╭─ Supplied material

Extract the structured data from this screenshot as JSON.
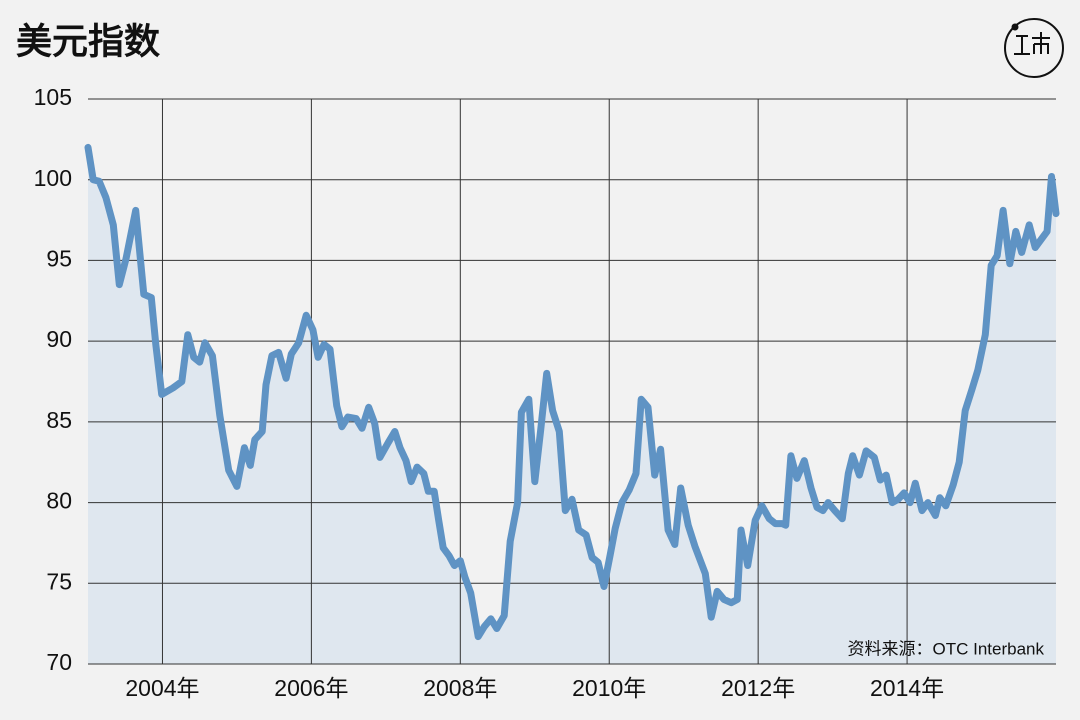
{
  "chart_data": {
    "type": "line",
    "title": "美元指数",
    "source": "资料来源：OTC Interbank",
    "x": [
      2003.0,
      2003.07,
      2003.15,
      2003.24,
      2003.34,
      2003.42,
      2003.51,
      2003.64,
      2003.75,
      2003.85,
      2003.91,
      2003.99,
      2004.14,
      2004.26,
      2004.34,
      2004.42,
      2004.5,
      2004.57,
      2004.67,
      2004.77,
      2004.89,
      2005.0,
      2005.1,
      2005.18,
      2005.24,
      2005.34,
      2005.39,
      2005.47,
      2005.56,
      2005.66,
      2005.73,
      2005.83,
      2005.93,
      2006.02,
      2006.09,
      2006.17,
      2006.25,
      2006.34,
      2006.41,
      2006.49,
      2006.6,
      2006.68,
      2006.77,
      2006.85,
      2006.92,
      2007.03,
      2007.12,
      2007.19,
      2007.27,
      2007.34,
      2007.42,
      2007.51,
      2007.57,
      2007.65,
      2007.71,
      2007.77,
      2007.85,
      2007.92,
      2008.0,
      2008.06,
      2008.14,
      2008.24,
      2008.32,
      2008.41,
      2008.49,
      2008.59,
      2008.67,
      2008.77,
      2008.82,
      2008.92,
      2009.0,
      2009.08,
      2009.16,
      2009.24,
      2009.33,
      2009.41,
      2009.5,
      2009.59,
      2009.69,
      2009.77,
      2009.85,
      2009.93,
      2010.01,
      2010.08,
      2010.17,
      2010.27,
      2010.36,
      2010.43,
      2010.52,
      2010.61,
      2010.69,
      2010.79,
      2010.88,
      2010.96,
      2011.06,
      2011.15,
      2011.29,
      2011.37,
      2011.45,
      2011.54,
      2011.64,
      2011.72,
      2011.77,
      2011.86,
      2011.96,
      2012.05,
      2012.15,
      2012.23,
      2012.32,
      2012.37,
      2012.44,
      2012.52,
      2012.62,
      2012.71,
      2012.79,
      2012.87,
      2012.94,
      2013.03,
      2013.13,
      2013.21,
      2013.27,
      2013.36,
      2013.45,
      2013.56,
      2013.64,
      2013.72,
      2013.8,
      2013.88,
      2013.96,
      2014.04,
      2014.11,
      2014.2,
      2014.28,
      2014.38,
      2014.44,
      2014.52,
      2014.62,
      2014.7,
      2014.78,
      2014.87,
      2014.95,
      2015.05,
      2015.13,
      2015.21,
      2015.29,
      2015.38,
      2015.46,
      2015.54,
      2015.64,
      2015.72,
      2015.88,
      2015.94,
      2016.0
    ],
    "series": [
      {
        "color": "#5f93c4",
        "values": [
          102.0,
          100.0,
          99.9,
          98.9,
          97.2,
          93.5,
          95.1,
          98.1,
          92.9,
          92.7,
          89.8,
          86.7,
          87.1,
          87.5,
          90.4,
          89.0,
          88.7,
          89.9,
          89.1,
          85.4,
          82.0,
          81.0,
          83.4,
          82.3,
          83.9,
          84.4,
          87.3,
          89.1,
          89.3,
          87.7,
          89.2,
          89.9,
          91.6,
          90.7,
          89.0,
          89.8,
          89.5,
          86.0,
          84.7,
          85.3,
          85.2,
          84.6,
          85.9,
          84.9,
          82.8,
          83.7,
          84.4,
          83.4,
          82.6,
          81.3,
          82.2,
          81.8,
          80.7,
          80.7,
          78.9,
          77.2,
          76.7,
          76.1,
          76.4,
          75.4,
          74.4,
          71.7,
          72.3,
          72.8,
          72.2,
          73.0,
          77.6,
          80.0,
          85.6,
          86.4,
          81.3,
          84.5,
          88.0,
          85.7,
          84.4,
          79.5,
          80.2,
          78.3,
          78.0,
          76.6,
          76.3,
          74.8,
          76.7,
          78.4,
          80.0,
          80.8,
          81.8,
          86.4,
          85.9,
          81.7,
          83.3,
          78.3,
          77.4,
          80.9,
          78.6,
          77.3,
          75.6,
          72.9,
          74.5,
          74.0,
          73.8,
          74.0,
          78.3,
          76.1,
          78.9,
          79.8,
          79.0,
          78.7,
          78.7,
          78.6,
          82.9,
          81.5,
          82.6,
          80.9,
          79.7,
          79.5,
          80.0,
          79.5,
          79.0,
          81.8,
          82.9,
          81.7,
          83.2,
          82.8,
          81.4,
          81.7,
          80.0,
          80.2,
          80.6,
          80.0,
          81.2,
          79.5,
          80.0,
          79.2,
          80.3,
          79.8,
          81.1,
          82.5,
          85.7,
          87.0,
          88.2,
          90.4,
          94.7,
          95.3,
          98.1,
          94.8,
          96.8,
          95.5,
          97.2,
          95.8,
          96.8,
          100.2,
          97.9
        ]
      }
    ],
    "xlim": [
      2003,
      2016
    ],
    "xticks": [
      {
        "value": 2004,
        "label": "2004年"
      },
      {
        "value": 2006,
        "label": "2006年"
      },
      {
        "value": 2008,
        "label": "2008年"
      },
      {
        "value": 2010,
        "label": "2010年"
      },
      {
        "value": 2012,
        "label": "2012年"
      },
      {
        "value": 2014,
        "label": "2014年"
      }
    ],
    "ylim": [
      70,
      105
    ],
    "yticks": [
      70,
      75,
      80,
      85,
      90,
      95,
      100,
      105
    ],
    "grid": true,
    "area_color": "#dde5ee"
  }
}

╰─

Your instructions: Where a line in the entries holds the word "label", copy that line.

Result for this task:
        "label": "2004年"
        "label": "2006年"
        "label": "2008年"
        "label": "2010年"
        "label": "2012年"
        "label": "2014年"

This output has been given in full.